===== Data supplied =====

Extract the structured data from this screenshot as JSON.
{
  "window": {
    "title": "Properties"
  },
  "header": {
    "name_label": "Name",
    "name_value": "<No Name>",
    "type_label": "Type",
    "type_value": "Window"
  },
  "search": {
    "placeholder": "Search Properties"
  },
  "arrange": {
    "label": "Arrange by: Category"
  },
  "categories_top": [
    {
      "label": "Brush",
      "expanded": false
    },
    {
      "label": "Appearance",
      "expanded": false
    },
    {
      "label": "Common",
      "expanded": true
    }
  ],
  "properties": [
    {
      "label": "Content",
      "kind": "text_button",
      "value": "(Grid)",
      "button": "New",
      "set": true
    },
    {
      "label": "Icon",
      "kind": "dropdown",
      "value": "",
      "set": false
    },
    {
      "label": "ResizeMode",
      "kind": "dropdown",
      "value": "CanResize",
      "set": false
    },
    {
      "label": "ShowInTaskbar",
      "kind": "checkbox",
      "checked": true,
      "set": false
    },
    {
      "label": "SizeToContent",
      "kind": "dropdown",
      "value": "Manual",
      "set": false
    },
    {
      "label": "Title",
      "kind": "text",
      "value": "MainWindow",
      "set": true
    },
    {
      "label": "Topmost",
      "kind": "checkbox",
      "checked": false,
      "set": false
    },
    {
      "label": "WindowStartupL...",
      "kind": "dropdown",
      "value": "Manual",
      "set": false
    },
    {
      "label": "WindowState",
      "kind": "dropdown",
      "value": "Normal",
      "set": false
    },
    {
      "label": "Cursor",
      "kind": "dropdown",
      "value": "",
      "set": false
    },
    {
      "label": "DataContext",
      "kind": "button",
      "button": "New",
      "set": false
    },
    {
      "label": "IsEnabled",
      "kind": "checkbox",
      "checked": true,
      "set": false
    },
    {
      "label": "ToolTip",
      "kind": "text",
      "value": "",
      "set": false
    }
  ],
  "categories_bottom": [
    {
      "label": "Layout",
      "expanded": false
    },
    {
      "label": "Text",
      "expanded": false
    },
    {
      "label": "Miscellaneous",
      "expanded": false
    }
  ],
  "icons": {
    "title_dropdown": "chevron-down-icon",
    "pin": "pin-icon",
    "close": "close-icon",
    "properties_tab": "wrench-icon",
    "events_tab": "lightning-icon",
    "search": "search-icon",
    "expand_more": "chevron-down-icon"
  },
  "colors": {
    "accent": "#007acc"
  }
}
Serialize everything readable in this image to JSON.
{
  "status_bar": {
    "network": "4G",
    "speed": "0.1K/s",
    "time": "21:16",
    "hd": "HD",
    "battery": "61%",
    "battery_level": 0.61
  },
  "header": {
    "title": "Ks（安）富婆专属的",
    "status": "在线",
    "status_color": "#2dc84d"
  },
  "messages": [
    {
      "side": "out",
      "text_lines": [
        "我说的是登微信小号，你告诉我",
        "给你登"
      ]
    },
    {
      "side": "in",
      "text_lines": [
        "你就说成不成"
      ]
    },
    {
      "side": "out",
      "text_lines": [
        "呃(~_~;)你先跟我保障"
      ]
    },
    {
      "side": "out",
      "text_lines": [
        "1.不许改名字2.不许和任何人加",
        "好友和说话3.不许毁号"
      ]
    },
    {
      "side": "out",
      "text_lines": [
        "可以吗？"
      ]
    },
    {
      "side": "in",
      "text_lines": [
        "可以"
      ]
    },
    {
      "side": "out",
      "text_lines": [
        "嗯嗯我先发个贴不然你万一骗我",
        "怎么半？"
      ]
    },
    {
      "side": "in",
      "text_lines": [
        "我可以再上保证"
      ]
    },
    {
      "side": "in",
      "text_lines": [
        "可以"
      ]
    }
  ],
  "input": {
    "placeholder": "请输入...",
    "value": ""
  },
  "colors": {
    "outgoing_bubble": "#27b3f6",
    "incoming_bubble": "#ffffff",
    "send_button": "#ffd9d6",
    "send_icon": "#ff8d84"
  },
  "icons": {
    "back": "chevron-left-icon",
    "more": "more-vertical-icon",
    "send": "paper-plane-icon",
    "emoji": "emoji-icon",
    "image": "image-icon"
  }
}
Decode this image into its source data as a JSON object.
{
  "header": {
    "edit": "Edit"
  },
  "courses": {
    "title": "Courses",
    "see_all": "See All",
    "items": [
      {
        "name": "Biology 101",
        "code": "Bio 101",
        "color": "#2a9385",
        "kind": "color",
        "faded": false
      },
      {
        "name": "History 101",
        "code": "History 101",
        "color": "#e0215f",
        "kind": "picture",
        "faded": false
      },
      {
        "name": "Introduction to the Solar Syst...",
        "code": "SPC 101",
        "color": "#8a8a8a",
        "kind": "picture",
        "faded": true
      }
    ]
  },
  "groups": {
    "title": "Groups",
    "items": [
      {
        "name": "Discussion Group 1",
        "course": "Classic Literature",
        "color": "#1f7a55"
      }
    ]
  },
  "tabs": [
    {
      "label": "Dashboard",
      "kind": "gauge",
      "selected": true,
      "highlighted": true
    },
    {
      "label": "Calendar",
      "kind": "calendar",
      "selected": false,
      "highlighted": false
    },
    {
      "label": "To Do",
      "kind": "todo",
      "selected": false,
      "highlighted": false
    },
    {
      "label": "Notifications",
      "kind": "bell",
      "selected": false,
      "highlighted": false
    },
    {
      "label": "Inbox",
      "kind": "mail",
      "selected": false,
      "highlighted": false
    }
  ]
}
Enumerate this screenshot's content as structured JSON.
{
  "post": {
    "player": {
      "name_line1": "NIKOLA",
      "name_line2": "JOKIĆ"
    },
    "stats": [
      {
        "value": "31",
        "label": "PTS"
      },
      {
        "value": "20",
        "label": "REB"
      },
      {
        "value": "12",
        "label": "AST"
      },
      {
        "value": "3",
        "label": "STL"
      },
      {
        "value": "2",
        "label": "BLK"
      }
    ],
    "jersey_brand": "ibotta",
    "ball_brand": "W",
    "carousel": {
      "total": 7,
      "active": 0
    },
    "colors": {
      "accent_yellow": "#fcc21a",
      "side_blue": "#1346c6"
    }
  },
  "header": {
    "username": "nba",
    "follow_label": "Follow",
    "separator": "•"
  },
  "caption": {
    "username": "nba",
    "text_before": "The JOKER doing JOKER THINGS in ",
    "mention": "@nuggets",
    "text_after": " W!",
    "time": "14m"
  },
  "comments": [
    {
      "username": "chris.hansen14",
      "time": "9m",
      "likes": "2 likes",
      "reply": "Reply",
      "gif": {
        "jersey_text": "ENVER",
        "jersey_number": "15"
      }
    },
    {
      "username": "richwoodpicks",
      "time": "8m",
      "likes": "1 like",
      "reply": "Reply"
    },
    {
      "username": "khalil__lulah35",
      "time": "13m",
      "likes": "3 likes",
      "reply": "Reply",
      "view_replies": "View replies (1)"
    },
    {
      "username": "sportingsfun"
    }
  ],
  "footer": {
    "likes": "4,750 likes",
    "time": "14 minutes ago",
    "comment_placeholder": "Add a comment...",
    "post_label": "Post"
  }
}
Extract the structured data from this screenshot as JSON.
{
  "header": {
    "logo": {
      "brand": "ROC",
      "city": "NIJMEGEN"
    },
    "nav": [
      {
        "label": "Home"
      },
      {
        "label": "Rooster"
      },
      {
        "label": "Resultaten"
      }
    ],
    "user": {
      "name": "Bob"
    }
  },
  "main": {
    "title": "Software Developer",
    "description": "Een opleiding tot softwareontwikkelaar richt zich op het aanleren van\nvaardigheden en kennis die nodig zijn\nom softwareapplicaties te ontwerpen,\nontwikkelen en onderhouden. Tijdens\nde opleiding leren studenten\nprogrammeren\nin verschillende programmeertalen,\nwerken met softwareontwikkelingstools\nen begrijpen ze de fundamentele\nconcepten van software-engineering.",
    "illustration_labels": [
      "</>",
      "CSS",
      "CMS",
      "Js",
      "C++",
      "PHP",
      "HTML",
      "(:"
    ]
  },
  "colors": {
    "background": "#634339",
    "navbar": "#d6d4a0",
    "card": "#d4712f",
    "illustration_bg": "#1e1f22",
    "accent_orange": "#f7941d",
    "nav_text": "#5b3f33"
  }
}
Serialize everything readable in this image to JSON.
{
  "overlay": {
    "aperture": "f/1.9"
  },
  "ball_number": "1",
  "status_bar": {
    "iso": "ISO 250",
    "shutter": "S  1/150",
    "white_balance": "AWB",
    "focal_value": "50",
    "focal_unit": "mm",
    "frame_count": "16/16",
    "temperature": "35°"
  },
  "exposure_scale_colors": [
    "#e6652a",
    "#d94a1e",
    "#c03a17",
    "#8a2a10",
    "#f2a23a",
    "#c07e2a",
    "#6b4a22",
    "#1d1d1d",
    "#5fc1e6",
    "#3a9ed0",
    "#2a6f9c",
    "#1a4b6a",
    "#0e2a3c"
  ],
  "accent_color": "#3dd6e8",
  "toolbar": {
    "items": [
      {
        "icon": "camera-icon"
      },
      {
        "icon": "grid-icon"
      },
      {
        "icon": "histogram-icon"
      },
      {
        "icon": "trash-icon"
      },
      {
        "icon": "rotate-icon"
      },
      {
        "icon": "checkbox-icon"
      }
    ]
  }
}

=====

▶ _Your instructions_
Copy, from the material, each line that holds the string "image".

▶ _Full solution_
Serialize everything readable in this image to JSON.
    "image": "image-icon"
Decode this image into its source data as a JSON object.
Serialize everything readable in this image to JSON.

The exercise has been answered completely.